§ Provided entries:
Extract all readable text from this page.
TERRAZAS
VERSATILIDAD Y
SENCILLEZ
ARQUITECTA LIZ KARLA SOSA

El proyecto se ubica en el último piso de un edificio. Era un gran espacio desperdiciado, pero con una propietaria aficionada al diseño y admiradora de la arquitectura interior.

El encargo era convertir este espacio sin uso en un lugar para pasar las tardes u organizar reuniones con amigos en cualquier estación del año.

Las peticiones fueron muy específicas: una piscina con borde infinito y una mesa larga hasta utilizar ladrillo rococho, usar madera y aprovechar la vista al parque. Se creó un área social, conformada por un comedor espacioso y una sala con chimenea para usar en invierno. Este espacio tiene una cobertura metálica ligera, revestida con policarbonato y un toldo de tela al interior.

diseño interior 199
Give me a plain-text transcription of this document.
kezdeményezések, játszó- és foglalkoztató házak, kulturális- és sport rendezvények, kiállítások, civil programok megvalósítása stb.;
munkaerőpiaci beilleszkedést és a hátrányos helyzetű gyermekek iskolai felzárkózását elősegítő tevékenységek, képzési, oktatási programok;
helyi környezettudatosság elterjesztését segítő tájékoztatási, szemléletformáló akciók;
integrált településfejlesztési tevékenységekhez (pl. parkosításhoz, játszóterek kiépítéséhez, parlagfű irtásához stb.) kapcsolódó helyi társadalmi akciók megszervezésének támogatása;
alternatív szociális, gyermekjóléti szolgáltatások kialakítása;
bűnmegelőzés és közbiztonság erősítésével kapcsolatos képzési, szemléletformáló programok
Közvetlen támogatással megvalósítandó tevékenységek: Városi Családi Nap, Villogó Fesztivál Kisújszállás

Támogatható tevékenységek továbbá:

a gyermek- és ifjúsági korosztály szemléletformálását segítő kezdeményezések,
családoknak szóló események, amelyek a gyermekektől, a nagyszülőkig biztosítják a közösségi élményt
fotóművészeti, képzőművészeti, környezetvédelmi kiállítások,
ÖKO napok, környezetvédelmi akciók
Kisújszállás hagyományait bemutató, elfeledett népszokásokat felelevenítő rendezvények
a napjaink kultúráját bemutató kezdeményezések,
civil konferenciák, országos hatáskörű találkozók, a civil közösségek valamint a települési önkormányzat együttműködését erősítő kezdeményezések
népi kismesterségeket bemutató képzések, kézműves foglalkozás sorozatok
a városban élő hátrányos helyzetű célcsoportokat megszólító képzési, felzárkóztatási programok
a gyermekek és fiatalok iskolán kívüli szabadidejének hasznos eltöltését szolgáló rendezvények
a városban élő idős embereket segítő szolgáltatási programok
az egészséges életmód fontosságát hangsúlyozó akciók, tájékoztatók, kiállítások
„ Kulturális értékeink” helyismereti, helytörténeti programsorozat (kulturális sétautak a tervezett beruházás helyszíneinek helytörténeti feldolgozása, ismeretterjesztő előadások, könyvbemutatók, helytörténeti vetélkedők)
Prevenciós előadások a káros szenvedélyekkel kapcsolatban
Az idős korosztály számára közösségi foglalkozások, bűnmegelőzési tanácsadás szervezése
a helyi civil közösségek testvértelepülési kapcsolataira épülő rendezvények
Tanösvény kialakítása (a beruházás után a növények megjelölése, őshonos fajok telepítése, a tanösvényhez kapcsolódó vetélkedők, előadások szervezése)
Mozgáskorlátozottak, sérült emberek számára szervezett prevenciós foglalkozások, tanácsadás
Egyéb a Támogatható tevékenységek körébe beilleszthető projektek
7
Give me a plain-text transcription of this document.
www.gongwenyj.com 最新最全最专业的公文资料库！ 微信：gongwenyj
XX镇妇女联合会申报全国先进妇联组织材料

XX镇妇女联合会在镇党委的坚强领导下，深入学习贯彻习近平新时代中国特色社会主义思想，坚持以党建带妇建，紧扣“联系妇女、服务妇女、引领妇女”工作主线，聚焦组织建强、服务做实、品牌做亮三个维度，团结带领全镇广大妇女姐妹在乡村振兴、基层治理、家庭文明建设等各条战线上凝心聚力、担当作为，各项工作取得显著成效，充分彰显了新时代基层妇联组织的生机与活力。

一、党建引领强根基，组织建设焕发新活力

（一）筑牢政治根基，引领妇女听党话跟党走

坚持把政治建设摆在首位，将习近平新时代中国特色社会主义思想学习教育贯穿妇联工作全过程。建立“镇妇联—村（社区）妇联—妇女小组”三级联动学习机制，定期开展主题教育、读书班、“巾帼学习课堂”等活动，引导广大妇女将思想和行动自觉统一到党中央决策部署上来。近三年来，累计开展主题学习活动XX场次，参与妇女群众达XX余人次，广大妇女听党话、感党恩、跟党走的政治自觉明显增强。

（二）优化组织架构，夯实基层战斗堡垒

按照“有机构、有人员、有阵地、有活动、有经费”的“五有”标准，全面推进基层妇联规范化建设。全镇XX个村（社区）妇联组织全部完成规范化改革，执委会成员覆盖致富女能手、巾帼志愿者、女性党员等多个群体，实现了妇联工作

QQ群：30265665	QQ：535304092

§ The request: In the entries above, find every line holding the word "civil" and copy it out.

§ Response for this exercise:
kezdeményezések, játszó- és foglalkoztató házak, kulturális- és sport rendezvények, kiállítások, civil programok megvalósítása stb.;
civil konferenciák, országos hatáskörű találkozók, a civil közösségek valamint a települési önkormányzat együttműködését erősítő kezdeményezések
a helyi civil közösségek testvértelepülési kapcsolataira épülő rendezvények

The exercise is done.